EXERCISE INSTRUCTIONS: Set down the material below word for word, excluding the pictures.

+ + + +

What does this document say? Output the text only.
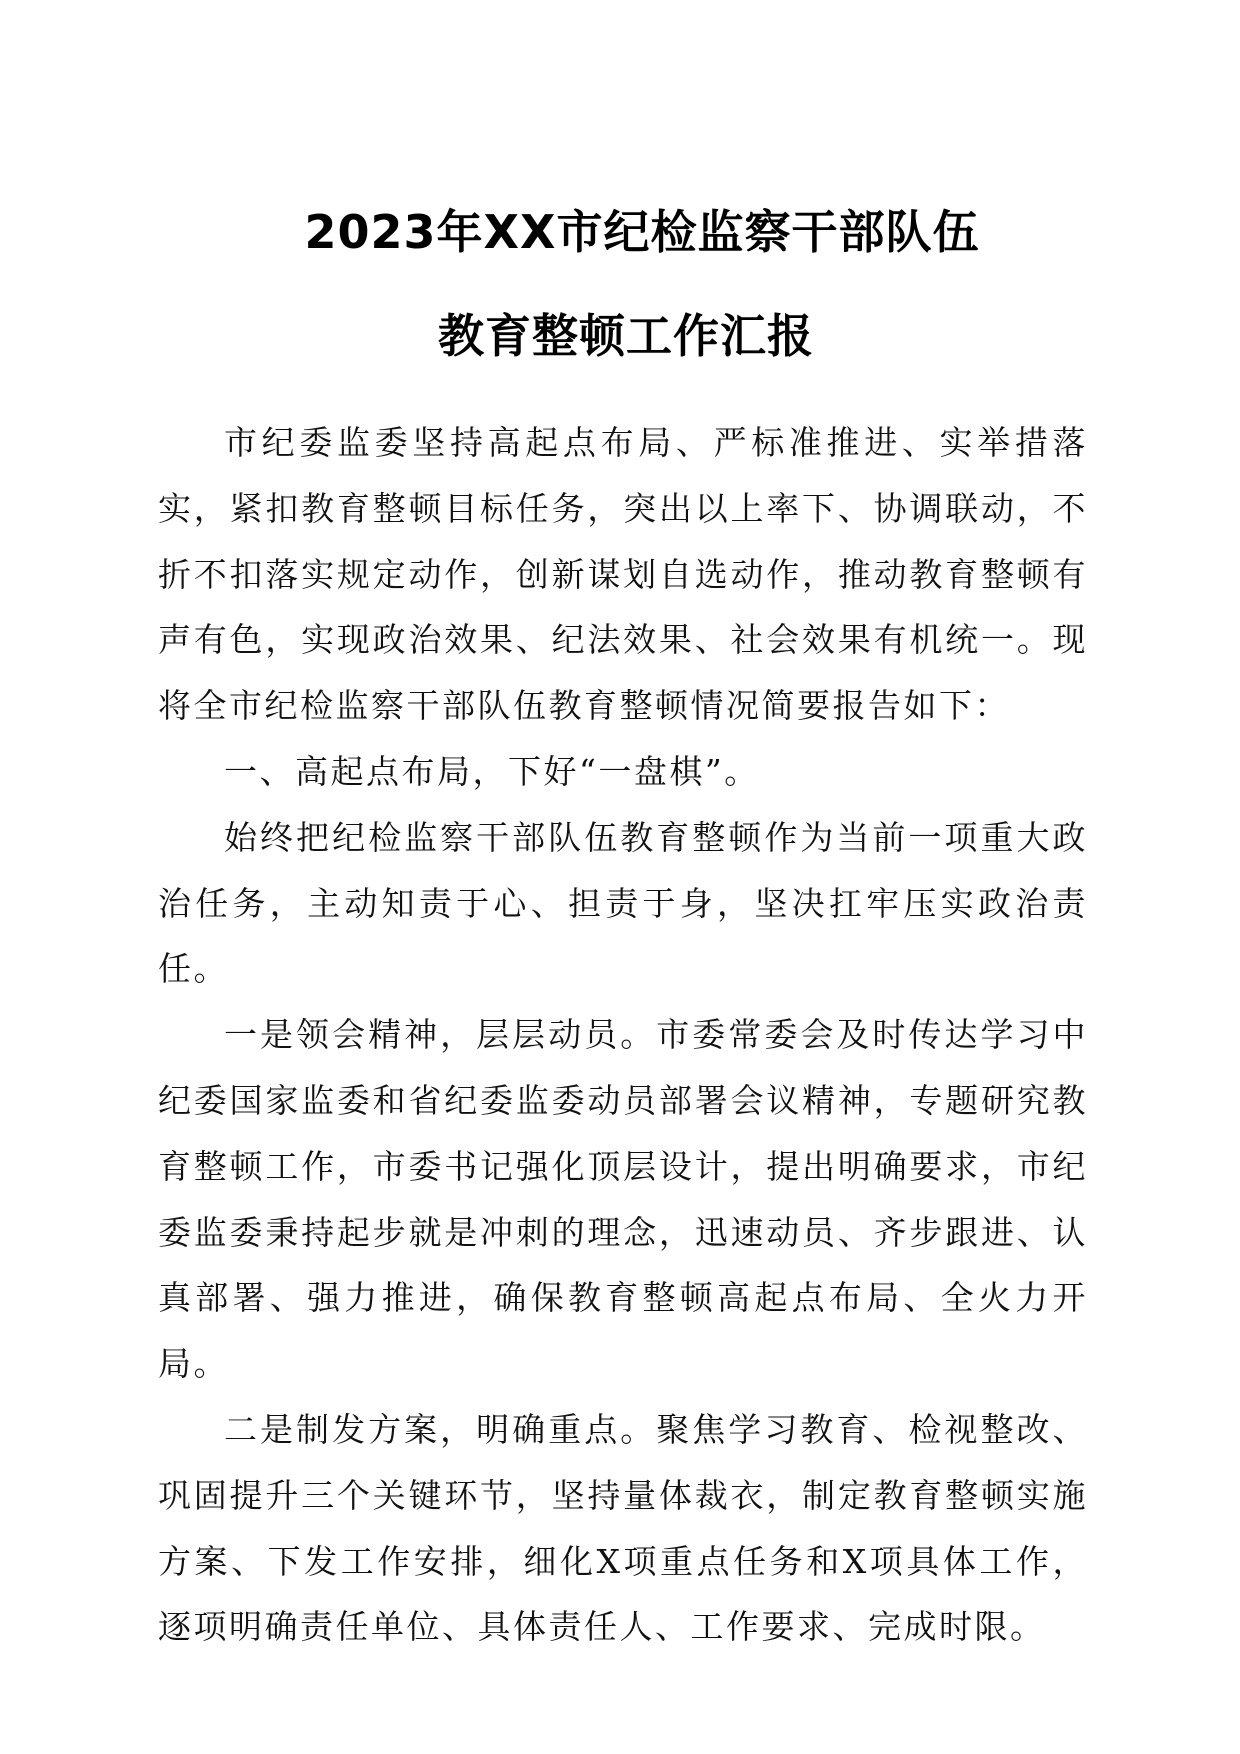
2023年XX市纪检监察干部队伍
教育整顿工作汇报

市纪委监委坚持高起点布局、严标准推进、实举措落实，紧扣教育整顿目标任务，突出以上率下、协调联动，不折不扣落实规定动作，创新谋划自选动作，推动教育整顿有声有色，实现政治效果、纪法效果、社会效果有机统一。现将全市纪检监察干部队伍教育整顿情况简要报告如下：

一、高起点布局，下好“一盘棋”。

始终把纪检监察干部队伍教育整顿作为当前一项重大政治任务，主动知责于心、担责于身，坚决扛牢压实政治责任。

一是领会精神，层层动员。市委常委会及时传达学习中纪委国家监委和省纪委监委动员部署会议精神，专题研究教育整顿工作，市委书记强化顶层设计，提出明确要求，市纪委监委秉持起步就是冲刺的理念，迅速动员、齐步跟进、认真部署、强力推进，确保教育整顿高起点布局、全火力开局。

二是制发方案，明确重点。聚焦学习教育、检视整改、巩固提升三个关键环节，坚持量体裁衣，制定教育整顿实施方案、下发工作安排，细化X项重点任务和X项具体工作，逐项明确责任单位、具体责任人、工作要求、完成时限。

+ + + +

SOLUTION FOR THIS EXERCISE:
What does this document say? Output the text only.
2023年XX市纪检监察干部队伍
教育整顿工作汇报

市纪委监委坚持高起点布局、严标准推进、实举措落实，紧扣教育整顿目标任务，突出以上率下、协调联动，不折不扣落实规定动作，创新谋划自选动作，推动教育整顿有声有色，实现政治效果、纪法效果、社会效果有机统一。现将全市纪检监察干部队伍教育整顿情况简要报告如下：

一、高起点布局，下好“一盘棋”。

始终把纪检监察干部队伍教育整顿作为当前一项重大政治任务，主动知责于心、担责于身，坚决扛牢压实政治责任。

一是领会精神，层层动员。市委常委会及时传达学习中纪委国家监委和省纪委监委动员部署会议精神，专题研究教育整顿工作，市委书记强化顶层设计，提出明确要求，市纪委监委秉持起步就是冲刺的理念，迅速动员、齐步跟进、认真部署、强力推进，确保教育整顿高起点布局、全火力开局。

二是制发方案，明确重点。聚焦学习教育、检视整改、巩固提升三个关键环节，坚持量体裁衣，制定教育整顿实施方案、下发工作安排，细化X项重点任务和X项具体工作，逐项明确责任单位、具体责任人、工作要求、完成时限。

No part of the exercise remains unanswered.